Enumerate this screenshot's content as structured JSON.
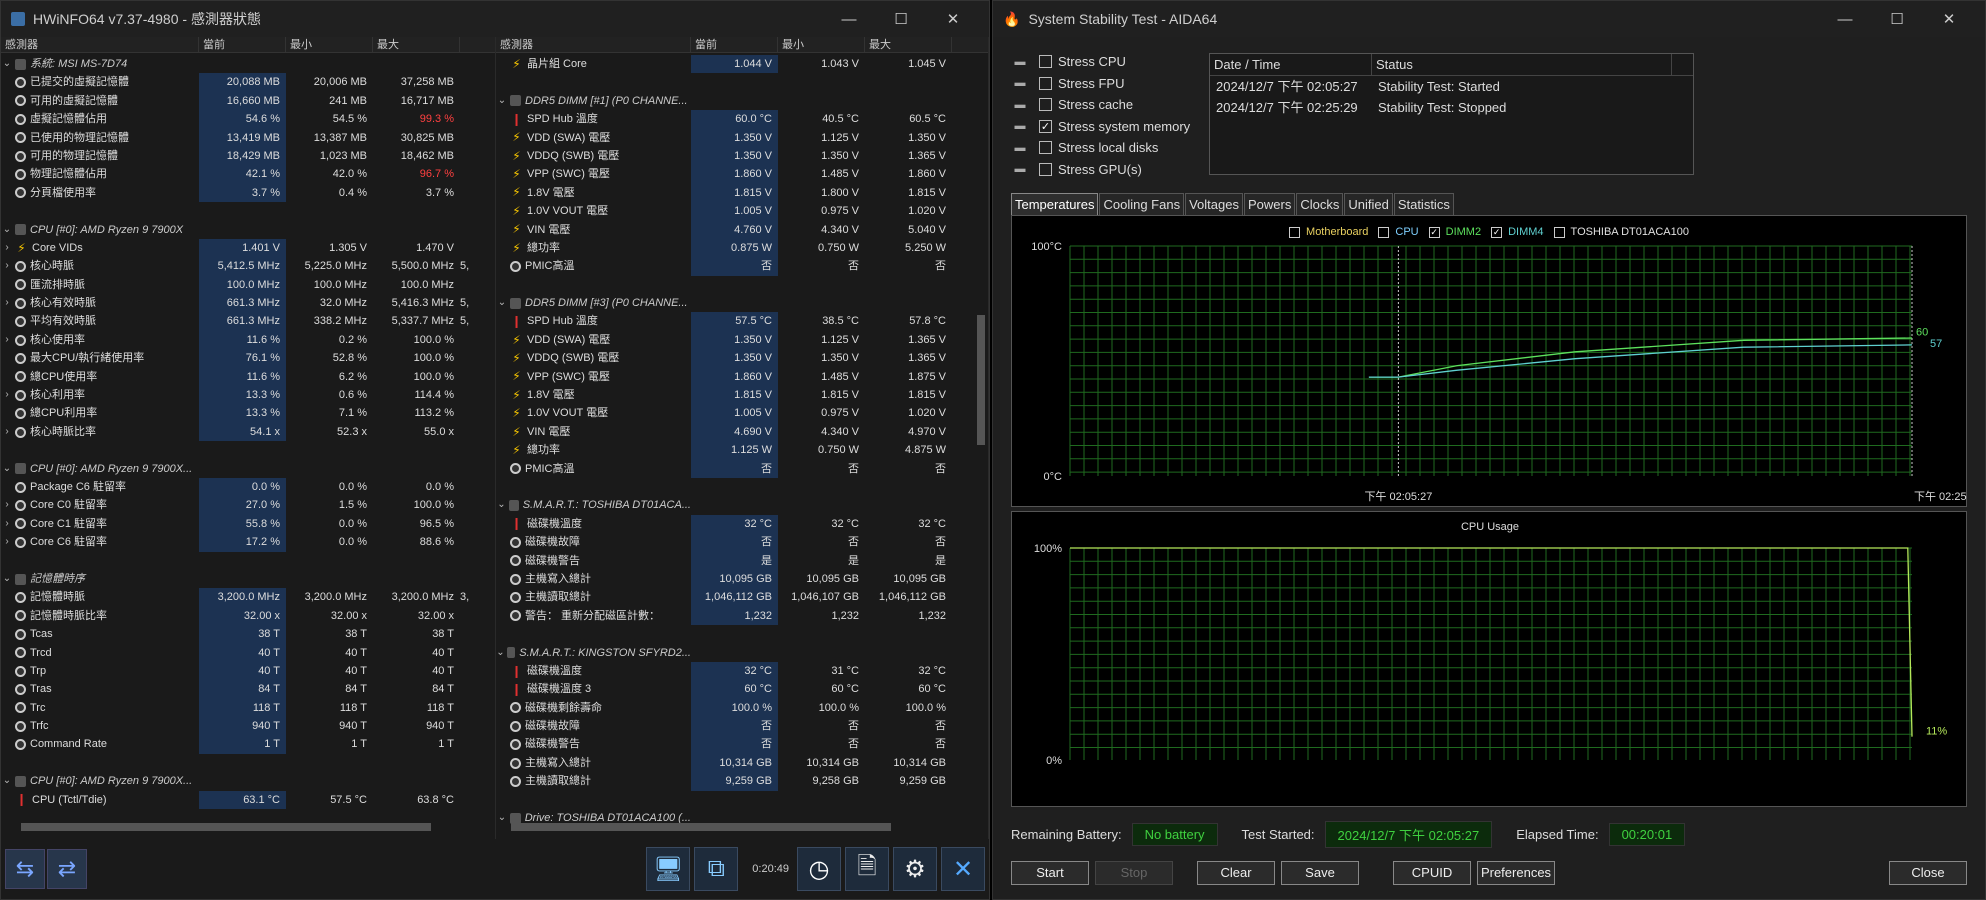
{
  "hwinfo": {
    "title": "HWiNFO64 v7.37-4980 - 感測器狀態",
    "columns": [
      "感測器",
      "當前",
      "最小",
      "最大"
    ],
    "left_rows": [
      {
        "type": "group",
        "name": "系統: MSI MS-7D74"
      },
      {
        "type": "row",
        "icon": "clock",
        "name": "已提交的虛擬記憶體",
        "cur": "20,088 MB",
        "min": "20,006 MB",
        "max": "37,258 MB"
      },
      {
        "type": "row",
        "icon": "clock",
        "name": "可用的虛擬記憶體",
        "cur": "16,660 MB",
        "min": "241 MB",
        "max": "16,717 MB"
      },
      {
        "type": "row",
        "icon": "clock",
        "name": "虛擬記憶體佔用",
        "cur": "54.6 %",
        "min": "54.5 %",
        "max": "99.3 %",
        "maxRed": true
      },
      {
        "type": "row",
        "icon": "clock",
        "name": "已使用的物理記憶體",
        "cur": "13,419 MB",
        "min": "13,387 MB",
        "max": "30,825 MB"
      },
      {
        "type": "row",
        "icon": "clock",
        "name": "可用的物理記憶體",
        "cur": "18,429 MB",
        "min": "1,023 MB",
        "max": "18,462 MB"
      },
      {
        "type": "row",
        "icon": "clock",
        "name": "物理記憶體佔用",
        "cur": "42.1 %",
        "min": "42.0 %",
        "max": "96.7 %",
        "maxRed": true
      },
      {
        "type": "row",
        "icon": "clock",
        "name": "分頁檔使用率",
        "cur": "3.7 %",
        "min": "0.4 %",
        "max": "3.7 %"
      },
      {
        "type": "blank"
      },
      {
        "type": "group",
        "name": "CPU [#0]: AMD Ryzen 9 7900X"
      },
      {
        "type": "row",
        "icon": "bolt",
        "exp": true,
        "name": "Core VIDs",
        "cur": "1.401 V",
        "min": "1.305 V",
        "max": "1.470 V"
      },
      {
        "type": "row",
        "icon": "clock",
        "exp": true,
        "name": "核心時脈",
        "cur": "5,412.5 MHz",
        "min": "5,225.0 MHz",
        "max": "5,500.0 MHz",
        "extra": "5,"
      },
      {
        "type": "row",
        "icon": "clock",
        "name": "匯流排時脈",
        "cur": "100.0 MHz",
        "min": "100.0 MHz",
        "max": "100.0 MHz"
      },
      {
        "type": "row",
        "icon": "clock",
        "exp": true,
        "name": "核心有效時脈",
        "cur": "661.3 MHz",
        "min": "32.0 MHz",
        "max": "5,416.3 MHz",
        "extra": "5,"
      },
      {
        "type": "row",
        "icon": "clock",
        "name": "平均有效時脈",
        "cur": "661.3 MHz",
        "min": "338.2 MHz",
        "max": "5,337.7 MHz",
        "extra": "5,"
      },
      {
        "type": "row",
        "icon": "clock",
        "exp": true,
        "name": "核心使用率",
        "cur": "11.6 %",
        "min": "0.2 %",
        "max": "100.0 %"
      },
      {
        "type": "row",
        "icon": "clock",
        "name": "最大CPU/執行緒使用率",
        "cur": "76.1 %",
        "min": "52.8 %",
        "max": "100.0 %"
      },
      {
        "type": "row",
        "icon": "clock",
        "name": "總CPU使用率",
        "cur": "11.6 %",
        "min": "6.2 %",
        "max": "100.0 %"
      },
      {
        "type": "row",
        "icon": "clock",
        "exp": true,
        "name": "核心利用率",
        "cur": "13.3 %",
        "min": "0.6 %",
        "max": "114.4 %"
      },
      {
        "type": "row",
        "icon": "clock",
        "name": "總CPU利用率",
        "cur": "13.3 %",
        "min": "7.1 %",
        "max": "113.2 %"
      },
      {
        "type": "row",
        "icon": "clock",
        "exp": true,
        "name": "核心時脈比率",
        "cur": "54.1 x",
        "min": "52.3 x",
        "max": "55.0 x"
      },
      {
        "type": "blank"
      },
      {
        "type": "group",
        "name": "CPU [#0]: AMD Ryzen 9 7900X..."
      },
      {
        "type": "row",
        "icon": "clock",
        "name": "Package C6 駐留率",
        "cur": "0.0 %",
        "min": "0.0 %",
        "max": "0.0 %"
      },
      {
        "type": "row",
        "icon": "clock",
        "exp": true,
        "name": "Core C0 駐留率",
        "cur": "27.0 %",
        "min": "1.5 %",
        "max": "100.0 %"
      },
      {
        "type": "row",
        "icon": "clock",
        "exp": true,
        "name": "Core C1 駐留率",
        "cur": "55.8 %",
        "min": "0.0 %",
        "max": "96.5 %"
      },
      {
        "type": "row",
        "icon": "clock",
        "exp": true,
        "name": "Core C6 駐留率",
        "cur": "17.2 %",
        "min": "0.0 %",
        "max": "88.6 %"
      },
      {
        "type": "blank"
      },
      {
        "type": "group",
        "name": "記憶體時序"
      },
      {
        "type": "row",
        "icon": "clock",
        "name": "記憶體時脈",
        "cur": "3,200.0 MHz",
        "min": "3,200.0 MHz",
        "max": "3,200.0 MHz",
        "extra": "3,"
      },
      {
        "type": "row",
        "icon": "clock",
        "name": "記憶體時脈比率",
        "cur": "32.00 x",
        "min": "32.00 x",
        "max": "32.00 x"
      },
      {
        "type": "row",
        "icon": "clock",
        "name": "Tcas",
        "cur": "38 T",
        "min": "38 T",
        "max": "38 T"
      },
      {
        "type": "row",
        "icon": "clock",
        "name": "Trcd",
        "cur": "40 T",
        "min": "40 T",
        "max": "40 T"
      },
      {
        "type": "row",
        "icon": "clock",
        "name": "Trp",
        "cur": "40 T",
        "min": "40 T",
        "max": "40 T"
      },
      {
        "type": "row",
        "icon": "clock",
        "name": "Tras",
        "cur": "84 T",
        "min": "84 T",
        "max": "84 T"
      },
      {
        "type": "row",
        "icon": "clock",
        "name": "Trc",
        "cur": "118 T",
        "min": "118 T",
        "max": "118 T"
      },
      {
        "type": "row",
        "icon": "clock",
        "name": "Trfc",
        "cur": "940 T",
        "min": "940 T",
        "max": "940 T"
      },
      {
        "type": "row",
        "icon": "clock",
        "name": "Command Rate",
        "cur": "1 T",
        "min": "1 T",
        "max": "1 T"
      },
      {
        "type": "blank"
      },
      {
        "type": "group",
        "name": "CPU [#0]: AMD Ryzen 9 7900X..."
      },
      {
        "type": "row",
        "icon": "therm",
        "name": "CPU (Tctl/Tdie)",
        "cur": "63.1 °C",
        "min": "57.5 °C",
        "max": "63.8 °C"
      }
    ],
    "right_rows": [
      {
        "type": "row",
        "icon": "bolt",
        "name": "晶片組 Core",
        "cur": "1.044 V",
        "min": "1.043 V",
        "max": "1.045 V"
      },
      {
        "type": "blank"
      },
      {
        "type": "group",
        "name": "DDR5 DIMM [#1] (P0 CHANNE..."
      },
      {
        "type": "row",
        "icon": "therm",
        "name": "SPD Hub 溫度",
        "cur": "60.0 °C",
        "min": "40.5 °C",
        "max": "60.5 °C"
      },
      {
        "type": "row",
        "icon": "bolt",
        "name": "VDD (SWA) 電壓",
        "cur": "1.350 V",
        "min": "1.125 V",
        "max": "1.350 V"
      },
      {
        "type": "row",
        "icon": "bolt",
        "name": "VDDQ (SWB) 電壓",
        "cur": "1.350 V",
        "min": "1.350 V",
        "max": "1.365 V"
      },
      {
        "type": "row",
        "icon": "bolt",
        "name": "VPP (SWC) 電壓",
        "cur": "1.860 V",
        "min": "1.485 V",
        "max": "1.860 V"
      },
      {
        "type": "row",
        "icon": "bolt",
        "name": "1.8V 電壓",
        "cur": "1.815 V",
        "min": "1.800 V",
        "max": "1.815 V"
      },
      {
        "type": "row",
        "icon": "bolt",
        "name": "1.0V VOUT 電壓",
        "cur": "1.005 V",
        "min": "0.975 V",
        "max": "1.020 V"
      },
      {
        "type": "row",
        "icon": "bolt",
        "name": "VIN 電壓",
        "cur": "4.760 V",
        "min": "4.340 V",
        "max": "5.040 V"
      },
      {
        "type": "row",
        "icon": "bolt",
        "name": "總功率",
        "cur": "0.875 W",
        "min": "0.750 W",
        "max": "5.250 W"
      },
      {
        "type": "row",
        "icon": "clock",
        "name": "PMIC高溫",
        "cur": "否",
        "min": "否",
        "max": "否"
      },
      {
        "type": "blank"
      },
      {
        "type": "group",
        "name": "DDR5 DIMM [#3] (P0 CHANNE..."
      },
      {
        "type": "row",
        "icon": "therm",
        "name": "SPD Hub 溫度",
        "cur": "57.5 °C",
        "min": "38.5 °C",
        "max": "57.8 °C"
      },
      {
        "type": "row",
        "icon": "bolt",
        "name": "VDD (SWA) 電壓",
        "cur": "1.350 V",
        "min": "1.125 V",
        "max": "1.365 V"
      },
      {
        "type": "row",
        "icon": "bolt",
        "name": "VDDQ (SWB) 電壓",
        "cur": "1.350 V",
        "min": "1.350 V",
        "max": "1.365 V"
      },
      {
        "type": "row",
        "icon": "bolt",
        "name": "VPP (SWC) 電壓",
        "cur": "1.860 V",
        "min": "1.485 V",
        "max": "1.875 V"
      },
      {
        "type": "row",
        "icon": "bolt",
        "name": "1.8V 電壓",
        "cur": "1.815 V",
        "min": "1.815 V",
        "max": "1.815 V"
      },
      {
        "type": "row",
        "icon": "bolt",
        "name": "1.0V VOUT 電壓",
        "cur": "1.005 V",
        "min": "0.975 V",
        "max": "1.020 V"
      },
      {
        "type": "row",
        "icon": "bolt",
        "name": "VIN 電壓",
        "cur": "4.690 V",
        "min": "4.340 V",
        "max": "4.970 V"
      },
      {
        "type": "row",
        "icon": "bolt",
        "name": "總功率",
        "cur": "1.125 W",
        "min": "0.750 W",
        "max": "4.875 W"
      },
      {
        "type": "row",
        "icon": "clock",
        "name": "PMIC高溫",
        "cur": "否",
        "min": "否",
        "max": "否"
      },
      {
        "type": "blank"
      },
      {
        "type": "group",
        "name": "S.M.A.R.T.: TOSHIBA DT01ACA..."
      },
      {
        "type": "row",
        "icon": "therm",
        "name": "磁碟機溫度",
        "cur": "32 °C",
        "min": "32 °C",
        "max": "32 °C"
      },
      {
        "type": "row",
        "icon": "clock",
        "name": "磁碟機故障",
        "cur": "否",
        "min": "否",
        "max": "否"
      },
      {
        "type": "row",
        "icon": "clock",
        "name": "磁碟機警告",
        "cur": "是",
        "min": "是",
        "max": "是"
      },
      {
        "type": "row",
        "icon": "clock",
        "name": "主機寫入總計",
        "cur": "10,095 GB",
        "min": "10,095 GB",
        "max": "10,095 GB"
      },
      {
        "type": "row",
        "icon": "clock",
        "name": "主機讀取總計",
        "cur": "1,046,112 GB",
        "min": "1,046,107 GB",
        "max": "1,046,112 GB"
      },
      {
        "type": "row",
        "icon": "clock",
        "name": "警告： 重新分配磁區計數：",
        "cur": "1,232",
        "min": "1,232",
        "max": "1,232"
      },
      {
        "type": "blank"
      },
      {
        "type": "group",
        "name": "S.M.A.R.T.: KINGSTON SFYRD2..."
      },
      {
        "type": "row",
        "icon": "therm",
        "name": "磁碟機溫度",
        "cur": "32 °C",
        "min": "31 °C",
        "max": "32 °C"
      },
      {
        "type": "row",
        "icon": "therm",
        "name": "磁碟機溫度 3",
        "cur": "60 °C",
        "min": "60 °C",
        "max": "60 °C"
      },
      {
        "type": "row",
        "icon": "clock",
        "name": "磁碟機剩餘壽命",
        "cur": "100.0 %",
        "min": "100.0 %",
        "max": "100.0 %"
      },
      {
        "type": "row",
        "icon": "clock",
        "name": "磁碟機故障",
        "cur": "否",
        "min": "否",
        "max": "否"
      },
      {
        "type": "row",
        "icon": "clock",
        "name": "磁碟機警告",
        "cur": "否",
        "min": "否",
        "max": "否"
      },
      {
        "type": "row",
        "icon": "clock",
        "name": "主機寫入總計",
        "cur": "10,314 GB",
        "min": "10,314 GB",
        "max": "10,314 GB"
      },
      {
        "type": "row",
        "icon": "clock",
        "name": "主機讀取總計",
        "cur": "9,259 GB",
        "min": "9,258 GB",
        "max": "9,259 GB"
      },
      {
        "type": "blank"
      },
      {
        "type": "group",
        "name": "Drive: TOSHIBA DT01ACA100 (..."
      }
    ],
    "time": "0:20:49"
  },
  "aida": {
    "title": "System Stability Test - AIDA64",
    "stress": [
      {
        "label": "Stress CPU",
        "checked": false
      },
      {
        "label": "Stress FPU",
        "checked": false
      },
      {
        "label": "Stress cache",
        "checked": false
      },
      {
        "label": "Stress system memory",
        "checked": true
      },
      {
        "label": "Stress local disks",
        "checked": false
      },
      {
        "label": "Stress GPU(s)",
        "checked": false
      }
    ],
    "log_headers": [
      "Date / Time",
      "Status"
    ],
    "log": [
      {
        "time": "2024/12/7 下午 02:05:27",
        "status": "Stability Test: Started"
      },
      {
        "time": "2024/12/7 下午 02:25:29",
        "status": "Stability Test: Stopped"
      }
    ],
    "tabs": [
      "Temperatures",
      "Cooling Fans",
      "Voltages",
      "Powers",
      "Clocks",
      "Unified",
      "Statistics"
    ],
    "active_tab": "Temperatures",
    "legend": [
      {
        "label": "Motherboard",
        "checked": false,
        "color": "#e8d060"
      },
      {
        "label": "CPU",
        "checked": false,
        "color": "#7fd0ff"
      },
      {
        "label": "DIMM2",
        "checked": true,
        "color": "#5de05d"
      },
      {
        "label": "DIMM4",
        "checked": true,
        "color": "#5fd0d0"
      },
      {
        "label": "TOSHIBA DT01ACA100",
        "checked": false,
        "color": "#e0e0e0"
      }
    ],
    "temp_graph": {
      "ymax": "100°C",
      "ymin": "0°C",
      "xlabel_start": "下午 02:05:27",
      "xlabel_end": "下午 02:25",
      "val_dimm2": "60",
      "val_dimm4": "57"
    },
    "cpu_graph": {
      "title": "CPU Usage",
      "ymax": "100%",
      "ymin": "0%",
      "val": "11%"
    },
    "status": {
      "battery_label": "Remaining Battery:",
      "battery": "No battery",
      "started_label": "Test Started:",
      "started": "2024/12/7 下午 02:05:27",
      "elapsed_label": "Elapsed Time:",
      "elapsed": "00:20:01"
    },
    "buttons": {
      "start": "Start",
      "stop": "Stop",
      "clear": "Clear",
      "save": "Save",
      "cpuid": "CPUID",
      "preferences": "Preferences",
      "close": "Close"
    }
  },
  "chart_data": [
    {
      "type": "line",
      "title": "",
      "ylabel": "°C",
      "ylim": [
        0,
        100
      ],
      "x": [
        "下午 02:05:27",
        "",
        "",
        "",
        "",
        "下午 02:25"
      ],
      "series": [
        {
          "name": "DIMM2",
          "values": [
            43,
            43,
            48,
            54,
            59,
            60
          ]
        },
        {
          "name": "DIMM4",
          "values": [
            43,
            43,
            46,
            51,
            56,
            57
          ]
        }
      ]
    },
    {
      "type": "line",
      "title": "CPU Usage",
      "ylim": [
        0,
        100
      ],
      "series": [
        {
          "name": "",
          "values": [
            100,
            100,
            100,
            100,
            100,
            11
          ]
        }
      ]
    }
  ]
}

+-------+

EXERCISE DETAILS:
Show the lines from the data above that contain the string "Temperatures".

EXERCISE ANSWER:
      "Temperatures",
    "active_tab": "Temperatures",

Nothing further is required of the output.